* **Do this**
Your task is to repeat the lines below exactly, excluding any pictures they contain.
START Listed records
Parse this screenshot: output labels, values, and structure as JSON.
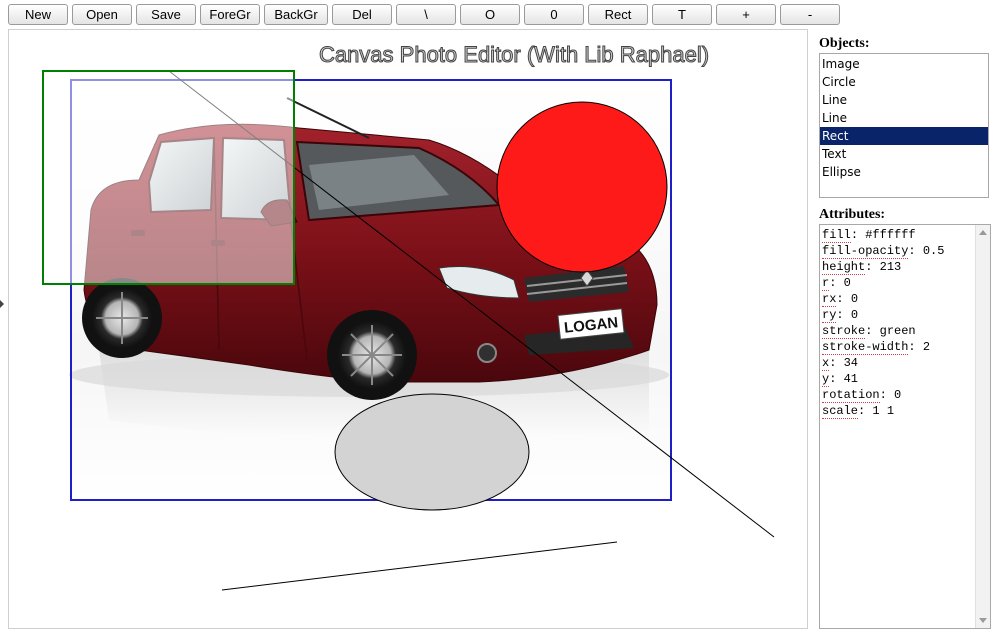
{
  "toolbar": {
    "buttons": [
      {
        "id": "new",
        "label": "New"
      },
      {
        "id": "open",
        "label": "Open"
      },
      {
        "id": "save",
        "label": "Save"
      },
      {
        "id": "foregr",
        "label": "ForeGr"
      },
      {
        "id": "backgr",
        "label": "BackGr"
      },
      {
        "id": "del",
        "label": "Del"
      },
      {
        "id": "line",
        "label": "\\"
      },
      {
        "id": "circle",
        "label": "O"
      },
      {
        "id": "ellipse",
        "label": "0"
      },
      {
        "id": "rect",
        "label": "Rect"
      },
      {
        "id": "text",
        "label": "T"
      },
      {
        "id": "zoom-in",
        "label": "+"
      },
      {
        "id": "zoom-out",
        "label": "-"
      }
    ]
  },
  "canvas": {
    "title_text": "Canvas Photo Editor (With Lib Raphael)",
    "colors": {
      "frame_stroke": "#1f1fc8",
      "rect_stroke": "green",
      "circle_fill": "#ff1a1a",
      "ellipse_fill": "#d3d3d3",
      "car_body": "#7c1018"
    },
    "plate_text": "LOGAN"
  },
  "objects": {
    "title": "Objects:",
    "items": [
      {
        "label": "Image",
        "selected": false
      },
      {
        "label": "Circle",
        "selected": false
      },
      {
        "label": "Line",
        "selected": false
      },
      {
        "label": "Line",
        "selected": false
      },
      {
        "label": "Rect",
        "selected": true
      },
      {
        "label": "Text",
        "selected": false
      },
      {
        "label": "Ellipse",
        "selected": false
      }
    ]
  },
  "attributes": {
    "title": "Attributes:",
    "rows": [
      {
        "key": "fill",
        "value": "#ffffff"
      },
      {
        "key": "fill-opacity",
        "value": "0.5"
      },
      {
        "key": "height",
        "value": "213"
      },
      {
        "key": "r",
        "value": "0"
      },
      {
        "key": "rx",
        "value": "0"
      },
      {
        "key": "ry",
        "value": "0"
      },
      {
        "key": "stroke",
        "value": "green"
      },
      {
        "key": "stroke-width",
        "value": "2"
      },
      {
        "key": "x",
        "value": "34"
      },
      {
        "key": "y",
        "value": "41"
      },
      {
        "key": "rotation",
        "value": "0"
      },
      {
        "key": "scale",
        "value": "1 1"
      }
    ]
  }
}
END Listed records
* **Response to the task**
Parse this screenshot: output labels, values, and structure as JSON.
{
  "toolbar": {
    "buttons": [
      {
        "id": "new",
        "label": "New"
      },
      {
        "id": "open",
        "label": "Open"
      },
      {
        "id": "save",
        "label": "Save"
      },
      {
        "id": "foregr",
        "label": "ForeGr"
      },
      {
        "id": "backgr",
        "label": "BackGr"
      },
      {
        "id": "del",
        "label": "Del"
      },
      {
        "id": "line",
        "label": "\\"
      },
      {
        "id": "circle",
        "label": "O"
      },
      {
        "id": "ellipse",
        "label": "0"
      },
      {
        "id": "rect",
        "label": "Rect"
      },
      {
        "id": "text",
        "label": "T"
      },
      {
        "id": "zoom-in",
        "label": "+"
      },
      {
        "id": "zoom-out",
        "label": "-"
      }
    ]
  },
  "canvas": {
    "title_text": "Canvas Photo Editor (With Lib Raphael)",
    "colors": {
      "frame_stroke": "#1f1fc8",
      "rect_stroke": "green",
      "circle_fill": "#ff1a1a",
      "ellipse_fill": "#d3d3d3",
      "car_body": "#7c1018"
    },
    "plate_text": "LOGAN"
  },
  "objects": {
    "title": "Objects:",
    "items": [
      {
        "label": "Image",
        "selected": false
      },
      {
        "label": "Circle",
        "selected": false
      },
      {
        "label": "Line",
        "selected": false
      },
      {
        "label": "Line",
        "selected": false
      },
      {
        "label": "Rect",
        "selected": true
      },
      {
        "label": "Text",
        "selected": false
      },
      {
        "label": "Ellipse",
        "selected": false
      }
    ]
  },
  "attributes": {
    "title": "Attributes:",
    "rows": [
      {
        "key": "fill",
        "value": "#ffffff"
      },
      {
        "key": "fill-opacity",
        "value": "0.5"
      },
      {
        "key": "height",
        "value": "213"
      },
      {
        "key": "r",
        "value": "0"
      },
      {
        "key": "rx",
        "value": "0"
      },
      {
        "key": "ry",
        "value": "0"
      },
      {
        "key": "stroke",
        "value": "green"
      },
      {
        "key": "stroke-width",
        "value": "2"
      },
      {
        "key": "x",
        "value": "34"
      },
      {
        "key": "y",
        "value": "41"
      },
      {
        "key": "rotation",
        "value": "0"
      },
      {
        "key": "scale",
        "value": "1 1"
      }
    ]
  }
}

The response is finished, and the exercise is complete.